=== INPUT ===
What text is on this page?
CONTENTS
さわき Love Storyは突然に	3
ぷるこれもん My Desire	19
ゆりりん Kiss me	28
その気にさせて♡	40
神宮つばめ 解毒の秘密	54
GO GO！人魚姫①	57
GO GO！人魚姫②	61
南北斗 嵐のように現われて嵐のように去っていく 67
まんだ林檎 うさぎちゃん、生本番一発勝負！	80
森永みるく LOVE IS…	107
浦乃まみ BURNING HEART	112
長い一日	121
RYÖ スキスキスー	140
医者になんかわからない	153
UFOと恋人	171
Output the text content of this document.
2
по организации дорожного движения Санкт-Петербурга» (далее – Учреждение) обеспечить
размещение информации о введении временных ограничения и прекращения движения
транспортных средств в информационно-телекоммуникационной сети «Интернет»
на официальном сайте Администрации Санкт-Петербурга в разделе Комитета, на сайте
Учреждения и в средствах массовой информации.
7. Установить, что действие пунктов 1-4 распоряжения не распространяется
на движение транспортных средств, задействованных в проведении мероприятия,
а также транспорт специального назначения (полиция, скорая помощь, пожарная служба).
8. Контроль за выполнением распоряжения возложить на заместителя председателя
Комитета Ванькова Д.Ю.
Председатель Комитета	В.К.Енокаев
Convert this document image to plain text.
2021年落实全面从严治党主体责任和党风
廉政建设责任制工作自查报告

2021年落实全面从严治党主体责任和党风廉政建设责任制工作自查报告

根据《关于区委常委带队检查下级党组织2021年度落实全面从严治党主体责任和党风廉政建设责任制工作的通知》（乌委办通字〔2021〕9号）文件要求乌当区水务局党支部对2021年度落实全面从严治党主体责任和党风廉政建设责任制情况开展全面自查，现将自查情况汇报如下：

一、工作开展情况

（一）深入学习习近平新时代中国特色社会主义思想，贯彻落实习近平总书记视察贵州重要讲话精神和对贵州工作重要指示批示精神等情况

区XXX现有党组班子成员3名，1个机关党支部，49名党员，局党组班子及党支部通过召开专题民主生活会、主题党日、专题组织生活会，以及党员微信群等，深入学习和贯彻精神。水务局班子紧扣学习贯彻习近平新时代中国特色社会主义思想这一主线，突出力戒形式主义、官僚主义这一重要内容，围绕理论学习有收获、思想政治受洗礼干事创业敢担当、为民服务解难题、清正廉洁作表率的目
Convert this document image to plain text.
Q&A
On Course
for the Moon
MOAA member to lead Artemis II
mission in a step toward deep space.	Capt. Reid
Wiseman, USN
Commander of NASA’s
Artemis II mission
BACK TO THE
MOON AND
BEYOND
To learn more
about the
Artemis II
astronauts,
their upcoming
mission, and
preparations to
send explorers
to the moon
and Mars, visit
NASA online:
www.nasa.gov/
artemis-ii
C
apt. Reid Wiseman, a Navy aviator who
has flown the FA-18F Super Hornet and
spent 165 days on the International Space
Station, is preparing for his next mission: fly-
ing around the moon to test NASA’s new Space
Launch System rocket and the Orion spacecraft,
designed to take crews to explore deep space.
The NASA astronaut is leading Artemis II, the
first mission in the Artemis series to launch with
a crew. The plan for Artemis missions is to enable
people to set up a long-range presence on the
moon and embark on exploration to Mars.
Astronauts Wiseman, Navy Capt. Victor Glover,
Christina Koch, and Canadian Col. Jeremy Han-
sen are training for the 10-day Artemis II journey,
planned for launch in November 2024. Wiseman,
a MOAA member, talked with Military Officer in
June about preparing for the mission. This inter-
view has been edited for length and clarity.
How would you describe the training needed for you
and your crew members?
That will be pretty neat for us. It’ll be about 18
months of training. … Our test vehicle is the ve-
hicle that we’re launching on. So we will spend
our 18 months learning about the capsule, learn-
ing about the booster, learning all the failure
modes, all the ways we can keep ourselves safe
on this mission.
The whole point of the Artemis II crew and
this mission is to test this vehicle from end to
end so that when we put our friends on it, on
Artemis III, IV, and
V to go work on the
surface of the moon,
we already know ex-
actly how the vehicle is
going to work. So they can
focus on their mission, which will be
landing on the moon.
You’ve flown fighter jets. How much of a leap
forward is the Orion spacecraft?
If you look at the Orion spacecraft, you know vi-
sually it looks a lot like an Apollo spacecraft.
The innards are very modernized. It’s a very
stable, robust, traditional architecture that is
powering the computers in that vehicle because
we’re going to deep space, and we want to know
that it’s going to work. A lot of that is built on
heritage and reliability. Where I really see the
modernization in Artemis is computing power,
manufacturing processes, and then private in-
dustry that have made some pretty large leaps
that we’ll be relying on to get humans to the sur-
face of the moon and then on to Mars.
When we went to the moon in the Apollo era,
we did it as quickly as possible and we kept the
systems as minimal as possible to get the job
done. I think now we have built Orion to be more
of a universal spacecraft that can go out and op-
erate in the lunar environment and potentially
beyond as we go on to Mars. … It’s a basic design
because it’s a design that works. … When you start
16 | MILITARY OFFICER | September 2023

=== WRITTEN TASK ===
Make a verbatim copy of every entry shown above.

=== RESPONSE TO THIS TASK ===
What text is on this page?
CONTENTS
さわき Love Storyは突然に	3
ぷるこれもん My Desire	19
ゆりりん Kiss me	28
その気にさせて♡	40
神宮つばめ 解毒の秘密	54
GO GO！人魚姫①	57
GO GO！人魚姫②	61
南北斗 嵐のように現われて嵐のように去っていく 67
まんだ林檎 うさぎちゃん、生本番一発勝負！	80
森永みるく LOVE IS…	107
浦乃まみ BURNING HEART	112
長い一日	121
RYÖ スキスキスー	140
医者になんかわからない	153
UFOと恋人	171
Output the text content of this document.
2
по организации дорожного движения Санкт-Петербурга» (далее – Учреждение) обеспечить
размещение информации о введении временных ограничения и прекращения движения
транспортных средств в информационно-телекоммуникационной сети «Интернет»
на официальном сайте Администрации Санкт-Петербурга в разделе Комитета, на сайте
Учреждения и в средствах массовой информации.
7. Установить, что действие пунктов 1-4 распоряжения не распространяется
на движение транспортных средств, задействованных в проведении мероприятия,
а также транспорт специального назначения (полиция, скорая помощь, пожарная служба).
8. Контроль за выполнением распоряжения возложить на заместителя председателя
Комитета Ванькова Д.Ю.
Председатель Комитета	В.К.Енокаев
Convert this document image to plain text.
2021年落实全面从严治党主体责任和党风
廉政建设责任制工作自查报告

2021年落实全面从严治党主体责任和党风廉政建设责任制工作自查报告

根据《关于区委常委带队检查下级党组织2021年度落实全面从严治党主体责任和党风廉政建设责任制工作的通知》（乌委办通字〔2021〕9号）文件要求乌当区水务局党支部对2021年度落实全面从严治党主体责任和党风廉政建设责任制情况开展全面自查，现将自查情况汇报如下：

一、工作开展情况

（一）深入学习习近平新时代中国特色社会主义思想，贯彻落实习近平总书记视察贵州重要讲话精神和对贵州工作重要指示批示精神等情况

区XXX现有党组班子成员3名，1个机关党支部，49名党员，局党组班子及党支部通过召开专题民主生活会、主题党日、专题组织生活会，以及党员微信群等，深入学习和贯彻精神。水务局班子紧扣学习贯彻习近平新时代中国特色社会主义思想这一主线，突出力戒形式主义、官僚主义这一重要内容，围绕理论学习有收获、思想政治受洗礼干事创业敢担当、为民服务解难题、清正廉洁作表率的目
Convert this document image to plain text.
Q&A
On Course
for the Moon
MOAA member to lead Artemis II
mission in a step toward deep space.	Capt. Reid
Wiseman, USN
Commander of NASA’s
Artemis II mission
BACK TO THE
MOON AND
BEYOND
To learn more
about the
Artemis II
astronauts,
their upcoming
mission, and
preparations to
send explorers
to the moon
and Mars, visit
NASA online:
www.nasa.gov/
artemis-ii
C
apt. Reid Wiseman, a Navy aviator who
has flown the FA-18F Super Hornet and
spent 165 days on the International Space
Station, is preparing for his next mission: fly-
ing around the moon to test NASA’s new Space
Launch System rocket and the Orion spacecraft,
designed to take crews to explore deep space.
The NASA astronaut is leading Artemis II, the
first mission in the Artemis series to launch with
a crew. The plan for Artemis missions is to enable
people to set up a long-range presence on the
moon and embark on exploration to Mars.
Astronauts Wiseman, Navy Capt. Victor Glover,
Christina Koch, and Canadian Col. Jeremy Han-
sen are training for the 10-day Artemis II journey,
planned for launch in November 2024. Wiseman,
a MOAA member, talked with Military Officer in
June about preparing for the mission. This inter-
view has been edited for length and clarity.
How would you describe the training needed for you
and your crew members?
That will be pretty neat for us. It’ll be about 18
months of training. … Our test vehicle is the ve-
hicle that we’re launching on. So we will spend
our 18 months learning about the capsule, learn-
ing about the booster, learning all the failure
modes, all the ways we can keep ourselves safe
on this mission.
The whole point of the Artemis II crew and
this mission is to test this vehicle from end to
end so that when we put our friends on it, on
Artemis III, IV, and
V to go work on the
surface of the moon,
we already know ex-
actly how the vehicle is
going to work. So they can
focus on their mission, which will be
landing on the moon.
You’ve flown fighter jets. How much of a leap
forward is the Orion spacecraft?
If you look at the Orion spacecraft, you know vi-
sually it looks a lot like an Apollo spacecraft.
The innards are very modernized. It’s a very
stable, robust, traditional architecture that is
powering the computers in that vehicle because
we’re going to deep space, and we want to know
that it’s going to work. A lot of that is built on
heritage and reliability. Where I really see the
modernization in Artemis is computing power,
manufacturing processes, and then private in-
dustry that have made some pretty large leaps
that we’ll be relying on to get humans to the sur-
face of the moon and then on to Mars.
When we went to the moon in the Apollo era,
we did it as quickly as possible and we kept the
systems as minimal as possible to get the job
done. I think now we have built Orion to be more
of a universal spacecraft that can go out and op-
erate in the lunar environment and potentially
beyond as we go on to Mars. … It’s a basic design
because it’s a design that works. … When you start
16 | MILITARY OFFICER | September 2023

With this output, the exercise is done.